** BEGIN **

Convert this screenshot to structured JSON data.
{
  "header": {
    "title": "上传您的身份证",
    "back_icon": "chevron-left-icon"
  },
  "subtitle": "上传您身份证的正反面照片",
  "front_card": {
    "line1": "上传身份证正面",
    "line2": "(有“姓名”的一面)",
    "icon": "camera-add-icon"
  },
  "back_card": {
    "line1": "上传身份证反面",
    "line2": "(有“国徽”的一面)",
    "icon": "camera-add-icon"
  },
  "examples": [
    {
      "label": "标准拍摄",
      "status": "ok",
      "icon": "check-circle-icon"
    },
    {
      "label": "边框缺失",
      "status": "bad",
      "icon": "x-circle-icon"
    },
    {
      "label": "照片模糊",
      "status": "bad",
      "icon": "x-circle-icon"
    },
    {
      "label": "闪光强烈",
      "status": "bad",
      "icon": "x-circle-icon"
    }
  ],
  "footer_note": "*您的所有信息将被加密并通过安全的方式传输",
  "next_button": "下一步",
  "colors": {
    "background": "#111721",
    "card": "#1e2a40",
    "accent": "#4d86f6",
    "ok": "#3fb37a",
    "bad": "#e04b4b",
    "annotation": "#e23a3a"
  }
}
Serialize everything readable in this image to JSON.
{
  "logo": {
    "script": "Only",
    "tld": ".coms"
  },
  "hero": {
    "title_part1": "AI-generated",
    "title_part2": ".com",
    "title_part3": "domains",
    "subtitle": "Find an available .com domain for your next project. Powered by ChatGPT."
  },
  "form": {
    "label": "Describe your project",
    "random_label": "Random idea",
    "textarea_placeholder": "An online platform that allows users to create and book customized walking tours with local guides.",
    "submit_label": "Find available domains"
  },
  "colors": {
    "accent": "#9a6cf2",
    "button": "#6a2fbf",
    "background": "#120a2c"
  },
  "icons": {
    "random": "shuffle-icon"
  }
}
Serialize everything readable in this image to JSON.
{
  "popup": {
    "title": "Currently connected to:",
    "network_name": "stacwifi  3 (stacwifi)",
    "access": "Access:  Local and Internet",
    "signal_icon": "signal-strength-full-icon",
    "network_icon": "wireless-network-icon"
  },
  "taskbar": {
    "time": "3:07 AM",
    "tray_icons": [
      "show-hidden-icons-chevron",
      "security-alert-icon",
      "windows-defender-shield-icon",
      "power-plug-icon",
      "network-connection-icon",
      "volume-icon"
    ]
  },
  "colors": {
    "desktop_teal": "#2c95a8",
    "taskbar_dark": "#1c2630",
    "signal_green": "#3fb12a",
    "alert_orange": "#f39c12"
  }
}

** END **

EXERCISE DETAILS
Every line above that contains the word "domains" should be reported.

WRITTEN ANSWER
    "title_part3": "domains",
    "submit_label": "Find available domains"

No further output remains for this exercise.